▸ **Task statement**: Write the records out again exactly, leaving no images in.

▸ **Raw records**:

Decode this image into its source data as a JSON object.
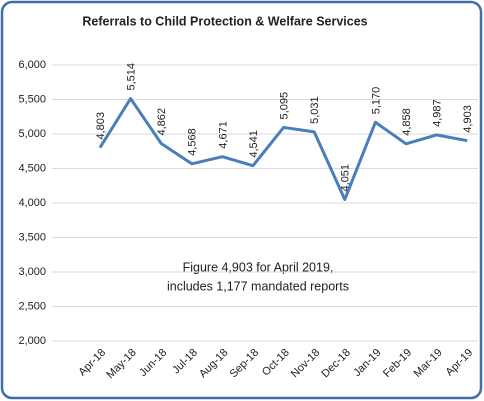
{
  "chart_data": {
    "type": "line",
    "title": "Referrals to Child Protection & Welfare Services",
    "categories": [
      "Apr-18",
      "May-18",
      "Jun-18",
      "Jul-18",
      "Aug-18",
      "Sep-18",
      "Oct-18",
      "Nov-18",
      "Dec-18",
      "Jan-19",
      "Feb-19",
      "Mar-19",
      "Apr-19"
    ],
    "series": [
      {
        "name": "Referrals",
        "color": "#4a7ebb",
        "values": [
          4803,
          5514,
          4862,
          4568,
          4671,
          4541,
          5095,
          5031,
          4051,
          5170,
          4858,
          4987,
          4903
        ],
        "value_labels": [
          "4,803",
          "5,514",
          "4,862",
          "4,568",
          "4,671",
          "4,541",
          "5,095",
          "5,031",
          "4,051",
          "5,170",
          "4,858",
          "4,987",
          "4,903"
        ]
      }
    ],
    "ylim": [
      2000,
      6000
    ],
    "yticks": [
      {
        "value": 2000,
        "label": "2,000"
      },
      {
        "value": 2500,
        "label": "2,500"
      },
      {
        "value": 3000,
        "label": "3,000"
      },
      {
        "value": 3500,
        "label": "3,500"
      },
      {
        "value": 4000,
        "label": "4,000"
      },
      {
        "value": 4500,
        "label": "4,500"
      },
      {
        "value": 5000,
        "label": "5,000"
      },
      {
        "value": 5500,
        "label": "5,500"
      },
      {
        "value": 6000,
        "label": "6,000"
      }
    ],
    "grid": true,
    "annotation": [
      "Figure 4,903 for April 2019,",
      "includes 1,177 mandated reports"
    ]
  }
}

▸ **In response**:
Decode this image into its source data as a JSON object.
{
  "chart_data": {
    "type": "line",
    "title": "Referrals to Child Protection & Welfare Services",
    "categories": [
      "Apr-18",
      "May-18",
      "Jun-18",
      "Jul-18",
      "Aug-18",
      "Sep-18",
      "Oct-18",
      "Nov-18",
      "Dec-18",
      "Jan-19",
      "Feb-19",
      "Mar-19",
      "Apr-19"
    ],
    "series": [
      {
        "name": "Referrals",
        "color": "#4a7ebb",
        "values": [
          4803,
          5514,
          4862,
          4568,
          4671,
          4541,
          5095,
          5031,
          4051,
          5170,
          4858,
          4987,
          4903
        ],
        "value_labels": [
          "4,803",
          "5,514",
          "4,862",
          "4,568",
          "4,671",
          "4,541",
          "5,095",
          "5,031",
          "4,051",
          "5,170",
          "4,858",
          "4,987",
          "4,903"
        ]
      }
    ],
    "ylim": [
      2000,
      6000
    ],
    "yticks": [
      {
        "value": 2000,
        "label": "2,000"
      },
      {
        "value": 2500,
        "label": "2,500"
      },
      {
        "value": 3000,
        "label": "3,000"
      },
      {
        "value": 3500,
        "label": "3,500"
      },
      {
        "value": 4000,
        "label": "4,000"
      },
      {
        "value": 4500,
        "label": "4,500"
      },
      {
        "value": 5000,
        "label": "5,000"
      },
      {
        "value": 5500,
        "label": "5,500"
      },
      {
        "value": 6000,
        "label": "6,000"
      }
    ],
    "grid": true,
    "annotation": [
      "Figure 4,903 for April 2019,",
      "includes 1,177 mandated reports"
    ]
  }
}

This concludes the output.